### [Listed entries]
* * *

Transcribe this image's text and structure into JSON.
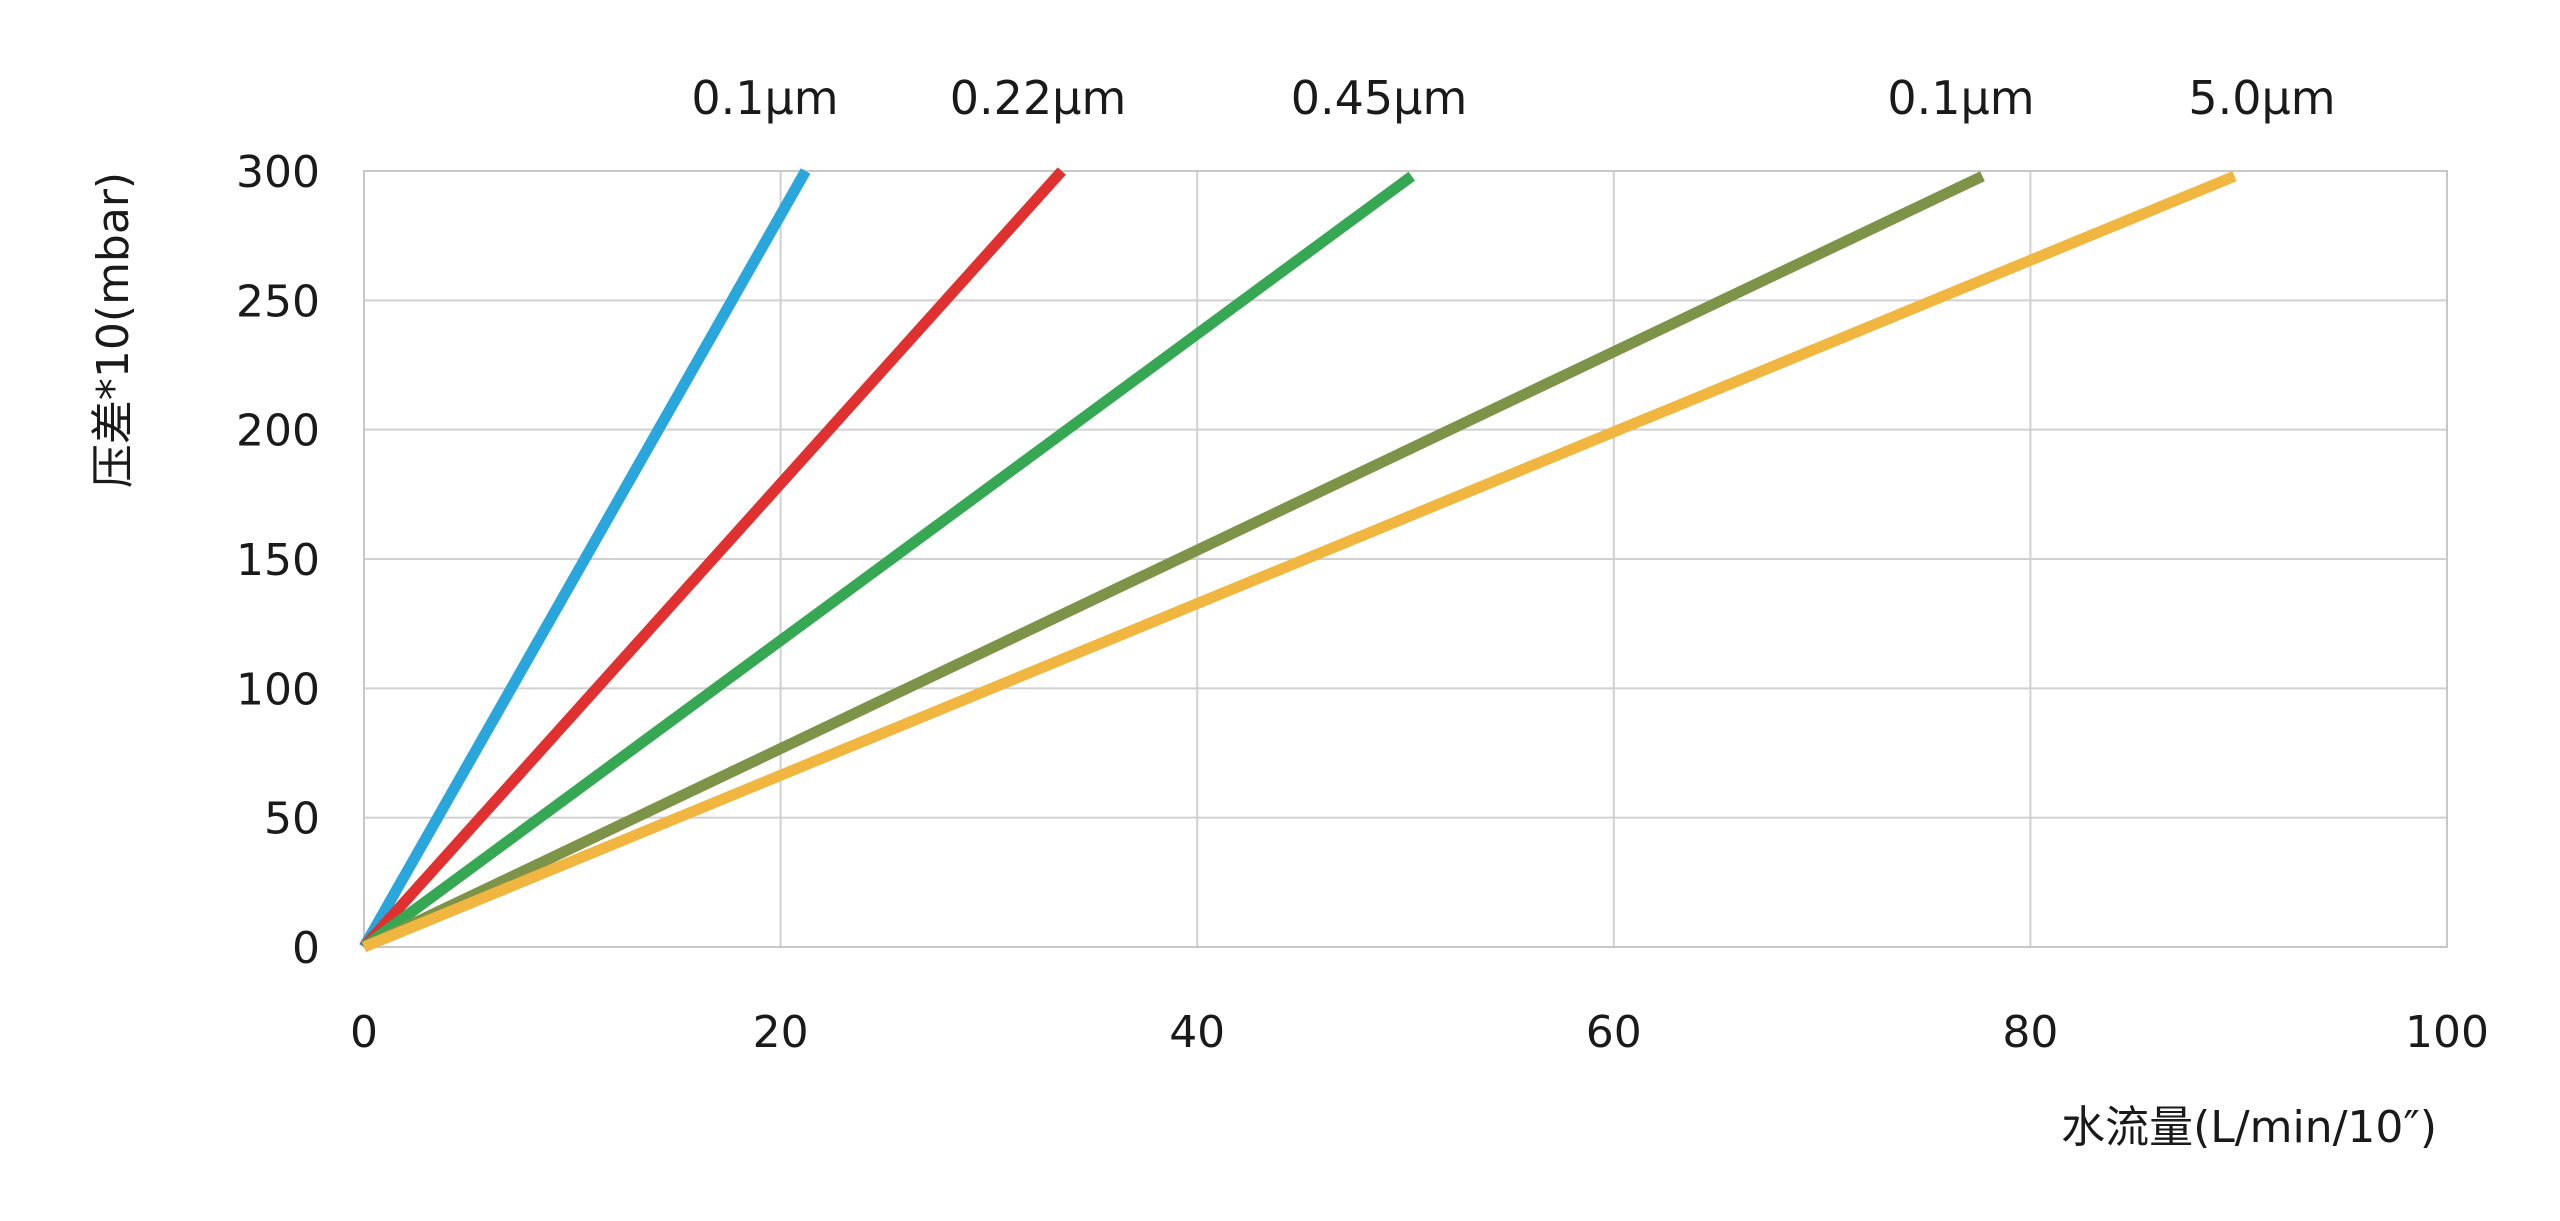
{
  "chart_data": {
    "type": "line",
    "title": "",
    "xlabel": "水流量(L/min/10″)",
    "ylabel": "压差*10(mbar)",
    "xlim": [
      0,
      100
    ],
    "ylim": [
      0,
      300
    ],
    "x_ticks": [
      "0",
      "20",
      "40",
      "60",
      "80",
      "100"
    ],
    "y_ticks": [
      "0",
      "50",
      "100",
      "150",
      "200",
      "250",
      "300"
    ],
    "grid": true,
    "legend": "labels at line ends, top",
    "series": [
      {
        "name": "0.1µm",
        "color": "#29a6dc",
        "x": [
          0,
          21.2
        ],
        "y": [
          0,
          300
        ]
      },
      {
        "name": "0.22µm",
        "color": "#e0302f",
        "x": [
          0,
          33.5
        ],
        "y": [
          0,
          300
        ]
      },
      {
        "name": "0.45µm",
        "color": "#36a853",
        "x": [
          0,
          50.3
        ],
        "y": [
          0,
          298
        ]
      },
      {
        "name": "0.1µm",
        "color": "#7d9448",
        "x": [
          0,
          77.7
        ],
        "y": [
          0,
          298
        ]
      },
      {
        "name": "5.0µm",
        "color": "#f0b63f",
        "x": [
          0,
          89.8
        ],
        "y": [
          0,
          298
        ]
      }
    ]
  }
}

* * *

### [What the exercise asks]
Transcribe the listing in full and omit the pictures.

### [Result]
Transcribe this image's text and structure into JSON.
{
  "chart_data": {
    "type": "line",
    "title": "",
    "xlabel": "水流量(L/min/10″)",
    "ylabel": "压差*10(mbar)",
    "xlim": [
      0,
      100
    ],
    "ylim": [
      0,
      300
    ],
    "x_ticks": [
      "0",
      "20",
      "40",
      "60",
      "80",
      "100"
    ],
    "y_ticks": [
      "0",
      "50",
      "100",
      "150",
      "200",
      "250",
      "300"
    ],
    "grid": true,
    "legend": "labels at line ends, top",
    "series": [
      {
        "name": "0.1µm",
        "color": "#29a6dc",
        "x": [
          0,
          21.2
        ],
        "y": [
          0,
          300
        ]
      },
      {
        "name": "0.22µm",
        "color": "#e0302f",
        "x": [
          0,
          33.5
        ],
        "y": [
          0,
          300
        ]
      },
      {
        "name": "0.45µm",
        "color": "#36a853",
        "x": [
          0,
          50.3
        ],
        "y": [
          0,
          298
        ]
      },
      {
        "name": "0.1µm",
        "color": "#7d9448",
        "x": [
          0,
          77.7
        ],
        "y": [
          0,
          298
        ]
      },
      {
        "name": "5.0µm",
        "color": "#f0b63f",
        "x": [
          0,
          89.8
        ],
        "y": [
          0,
          298
        ]
      }
    ]
  }
}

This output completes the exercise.